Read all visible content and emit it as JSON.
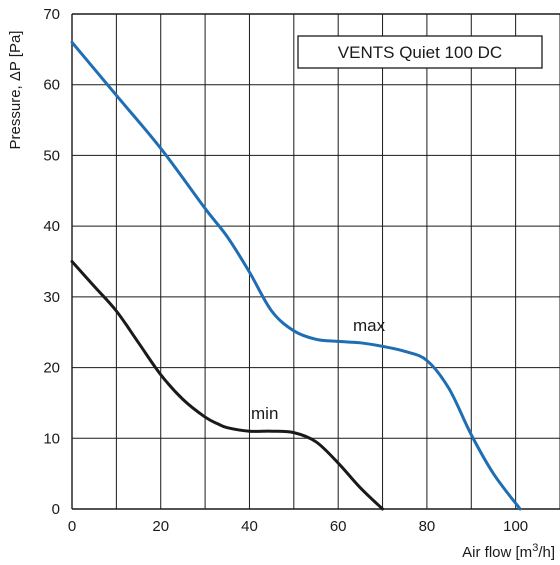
{
  "chart_data": {
    "type": "line",
    "title": "VENTS Quiet 100 DC",
    "xlabel": "Air flow [m",
    "xlabel_sup": "3",
    "xlabel_tail": "/h]",
    "ylabel": "Pressure, ΔP [Pa]",
    "xlim": [
      0,
      110
    ],
    "ylim": [
      0,
      70
    ],
    "x_ticks": [
      "0",
      "20",
      "40",
      "60",
      "80",
      "100"
    ],
    "y_ticks": [
      "0",
      "10",
      "20",
      "30",
      "40",
      "50",
      "60",
      "70"
    ],
    "x_tick_values": [
      0,
      20,
      40,
      60,
      80,
      100
    ],
    "y_tick_values": [
      0,
      10,
      20,
      30,
      40,
      50,
      60,
      70
    ],
    "grid": true,
    "series": [
      {
        "name": "max",
        "color": "#1f6eb3",
        "x": [
          0,
          10,
          20,
          30,
          35,
          40,
          45,
          50,
          55,
          60,
          65,
          70,
          75,
          80,
          85,
          90,
          95,
          101
        ],
        "y": [
          66,
          58.5,
          51,
          42.5,
          38.5,
          33.5,
          28,
          25.2,
          24,
          23.7,
          23.5,
          23,
          22.3,
          21,
          17,
          10.5,
          5,
          0
        ]
      },
      {
        "name": "min",
        "color": "#1a1a1a",
        "x": [
          0,
          5,
          10,
          15,
          20,
          25,
          30,
          33,
          35,
          40,
          45,
          50,
          55,
          60,
          65,
          70
        ],
        "y": [
          35,
          31.5,
          28,
          23.5,
          19,
          15.5,
          13,
          12,
          11.5,
          11,
          11,
          10.8,
          9.5,
          6.5,
          3,
          0
        ]
      }
    ]
  }
}
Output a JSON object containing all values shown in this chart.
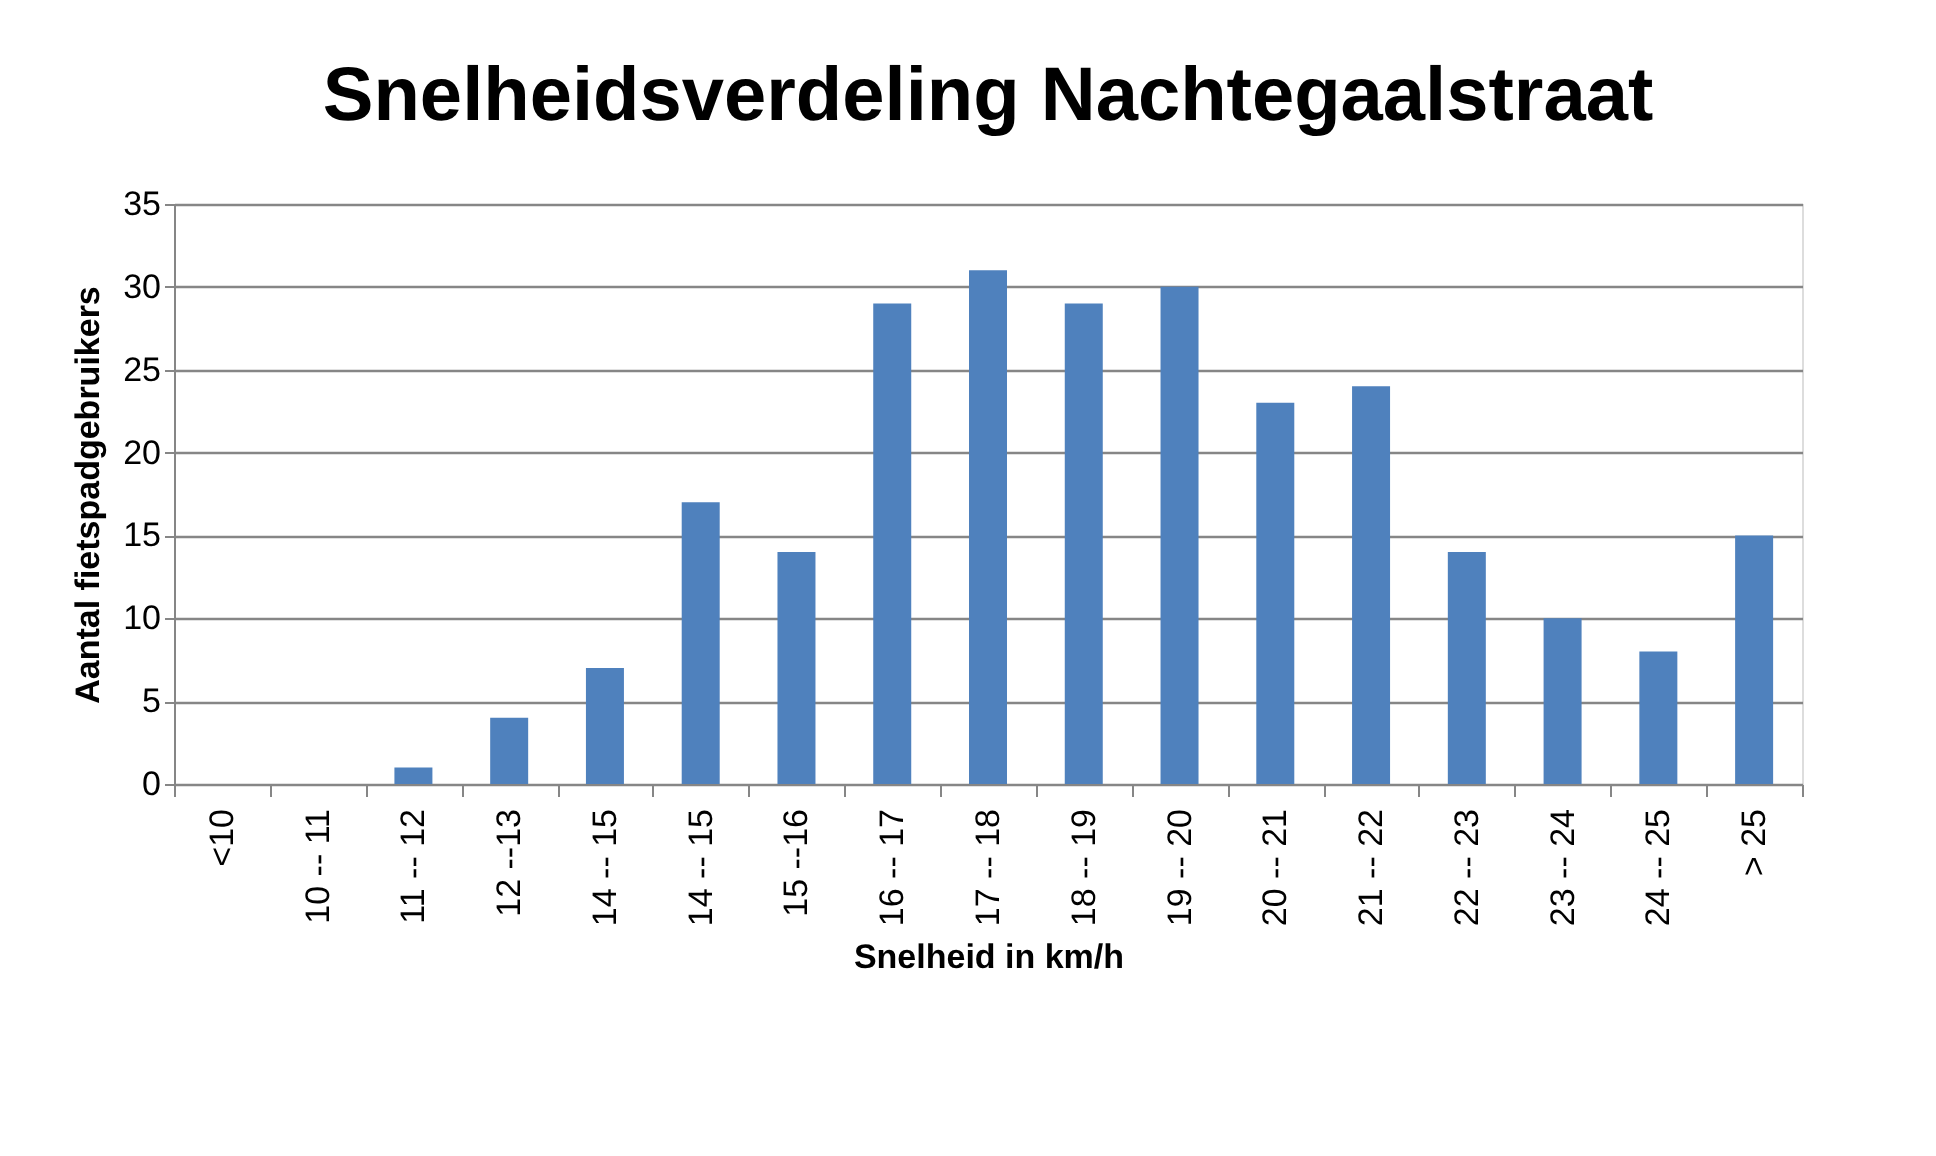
{
  "chart_data": {
    "type": "bar",
    "title": "Snelheidsverdeling Nachtegaalstraat",
    "xlabel": "Snelheid in km/h",
    "ylabel": "Aantal fietspadgebruikers",
    "categories": [
      "<10",
      "10 -- 11",
      "11 -- 12",
      "12 --13",
      "14 -- 15",
      "14 -- 15",
      "15 --16",
      "16 -- 17",
      "17 -- 18",
      "18 -- 19",
      "19 -- 20",
      "20 -- 21",
      "21 -- 22",
      "22 -- 23",
      "23 -- 24",
      "24 -- 25",
      "> 25"
    ],
    "values": [
      0,
      0,
      1,
      4,
      7,
      17,
      14,
      29,
      31,
      29,
      30,
      23,
      24,
      14,
      10,
      8,
      15
    ],
    "color": "#4f81bd",
    "ylim": [
      0,
      35
    ],
    "yticks": [
      0,
      5,
      10,
      15,
      20,
      25,
      30,
      35
    ],
    "grid": "y"
  }
}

* _Work to complete_
Using the listing, say how many lines include the word "ylabel", and add nothing else.

* _Result of the task_
2